WRITTEN REQUEST
Leave out the pictures and return every entry exactly as it appears.

DATA EXCERPTS
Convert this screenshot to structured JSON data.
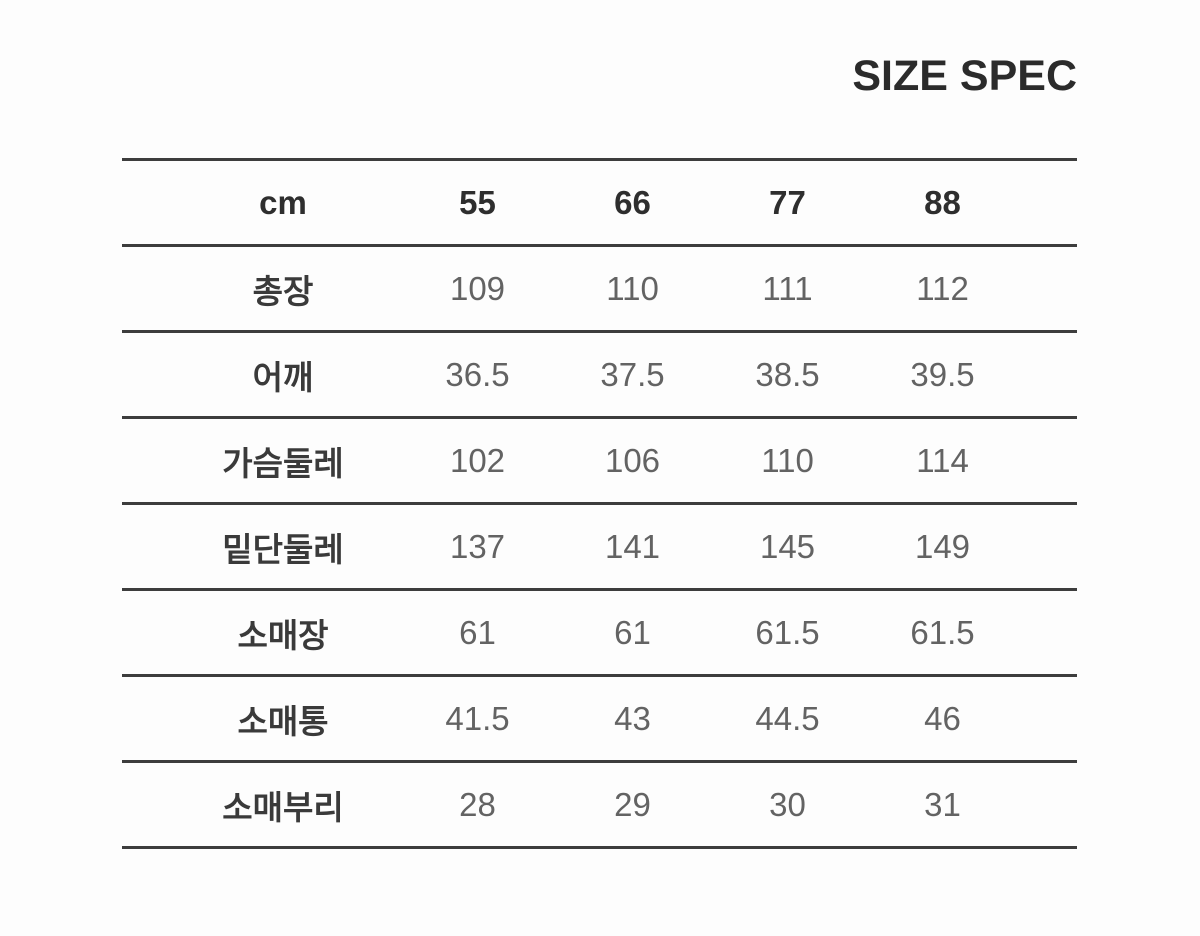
{
  "title": "SIZE SPEC",
  "colors": {
    "background": "#fdfdfd",
    "rule_line": "#3d3d3d",
    "title_text": "#2b2b2b",
    "header_text": "#2e2e2e",
    "label_text": "#3a3a3a",
    "value_text": "#636363"
  },
  "chart_data": {
    "type": "table",
    "title": "SIZE SPEC",
    "unit": "cm",
    "columns": [
      "55",
      "66",
      "77",
      "88"
    ],
    "rows": [
      {
        "label": "총장",
        "values": [
          "109",
          "110",
          "111",
          "112"
        ]
      },
      {
        "label": "어깨",
        "values": [
          "36.5",
          "37.5",
          "38.5",
          "39.5"
        ]
      },
      {
        "label": "가슴둘레",
        "values": [
          "102",
          "106",
          "110",
          "114"
        ]
      },
      {
        "label": "밑단둘레",
        "values": [
          "137",
          "141",
          "145",
          "149"
        ]
      },
      {
        "label": "소매장",
        "values": [
          "61",
          "61",
          "61.5",
          "61.5"
        ]
      },
      {
        "label": "소매통",
        "values": [
          "41.5",
          "43",
          "44.5",
          "46"
        ]
      },
      {
        "label": "소매부리",
        "values": [
          "28",
          "29",
          "30",
          "31"
        ]
      }
    ],
    "layout": {
      "grid": "horizontal rules only, no vertical lines",
      "title_position": "top-right",
      "value_alignment": "center"
    }
  }
}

REPLY TO THE TASK
Convert this screenshot to structured JSON data.
{
  "title": "SIZE SPEC",
  "colors": {
    "background": "#fdfdfd",
    "rule_line": "#3d3d3d",
    "title_text": "#2b2b2b",
    "header_text": "#2e2e2e",
    "label_text": "#3a3a3a",
    "value_text": "#636363"
  },
  "chart_data": {
    "type": "table",
    "title": "SIZE SPEC",
    "unit": "cm",
    "columns": [
      "55",
      "66",
      "77",
      "88"
    ],
    "rows": [
      {
        "label": "총장",
        "values": [
          "109",
          "110",
          "111",
          "112"
        ]
      },
      {
        "label": "어깨",
        "values": [
          "36.5",
          "37.5",
          "38.5",
          "39.5"
        ]
      },
      {
        "label": "가슴둘레",
        "values": [
          "102",
          "106",
          "110",
          "114"
        ]
      },
      {
        "label": "밑단둘레",
        "values": [
          "137",
          "141",
          "145",
          "149"
        ]
      },
      {
        "label": "소매장",
        "values": [
          "61",
          "61",
          "61.5",
          "61.5"
        ]
      },
      {
        "label": "소매통",
        "values": [
          "41.5",
          "43",
          "44.5",
          "46"
        ]
      },
      {
        "label": "소매부리",
        "values": [
          "28",
          "29",
          "30",
          "31"
        ]
      }
    ],
    "layout": {
      "grid": "horizontal rules only, no vertical lines",
      "title_position": "top-right",
      "value_alignment": "center"
    }
  }
}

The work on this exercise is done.